[Data records]
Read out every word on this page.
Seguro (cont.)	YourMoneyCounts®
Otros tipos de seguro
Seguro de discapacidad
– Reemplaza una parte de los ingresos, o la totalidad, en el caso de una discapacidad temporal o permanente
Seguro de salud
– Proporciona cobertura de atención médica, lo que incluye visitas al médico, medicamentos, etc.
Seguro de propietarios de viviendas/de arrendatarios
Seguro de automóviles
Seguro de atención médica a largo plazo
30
...
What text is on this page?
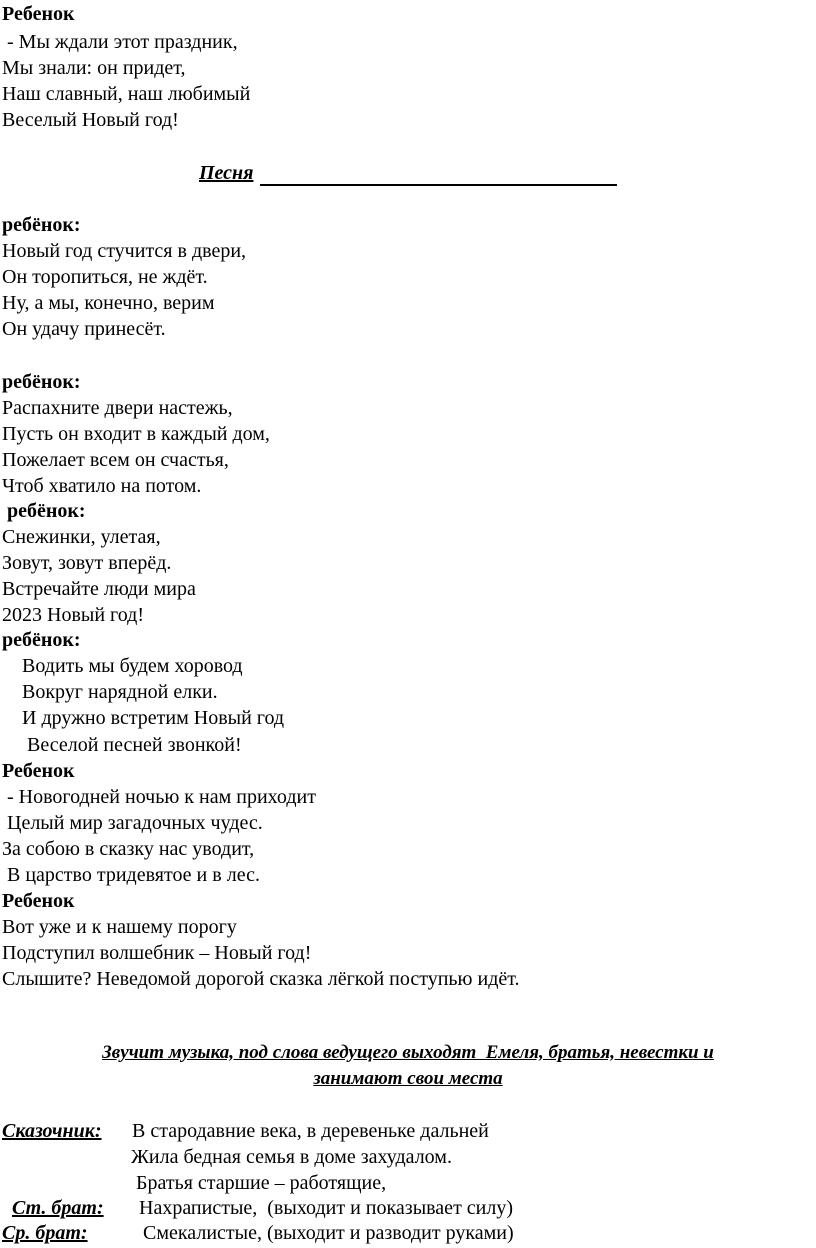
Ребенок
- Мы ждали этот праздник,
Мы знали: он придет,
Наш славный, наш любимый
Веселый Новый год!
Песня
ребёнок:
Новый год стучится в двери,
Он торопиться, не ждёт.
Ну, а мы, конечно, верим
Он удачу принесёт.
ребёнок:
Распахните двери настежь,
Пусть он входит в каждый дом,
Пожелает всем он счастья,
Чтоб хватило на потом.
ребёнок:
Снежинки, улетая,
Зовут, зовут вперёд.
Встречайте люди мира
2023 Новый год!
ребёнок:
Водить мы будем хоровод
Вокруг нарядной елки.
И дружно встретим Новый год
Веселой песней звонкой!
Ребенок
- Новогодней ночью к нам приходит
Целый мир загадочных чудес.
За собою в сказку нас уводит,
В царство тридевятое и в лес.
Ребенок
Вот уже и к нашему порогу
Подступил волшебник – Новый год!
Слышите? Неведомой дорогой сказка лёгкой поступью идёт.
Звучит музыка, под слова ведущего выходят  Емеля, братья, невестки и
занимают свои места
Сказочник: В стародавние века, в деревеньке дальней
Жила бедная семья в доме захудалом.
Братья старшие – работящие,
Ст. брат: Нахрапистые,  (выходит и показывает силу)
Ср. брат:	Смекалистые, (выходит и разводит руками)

[Directions] Take every line above carrying "discapacidad" and return it.

[Written solution]
Seguro de discapacidad
– Reemplaza una parte de los ingresos, o la totalidad, en el caso de una discapacidad temporal o permanente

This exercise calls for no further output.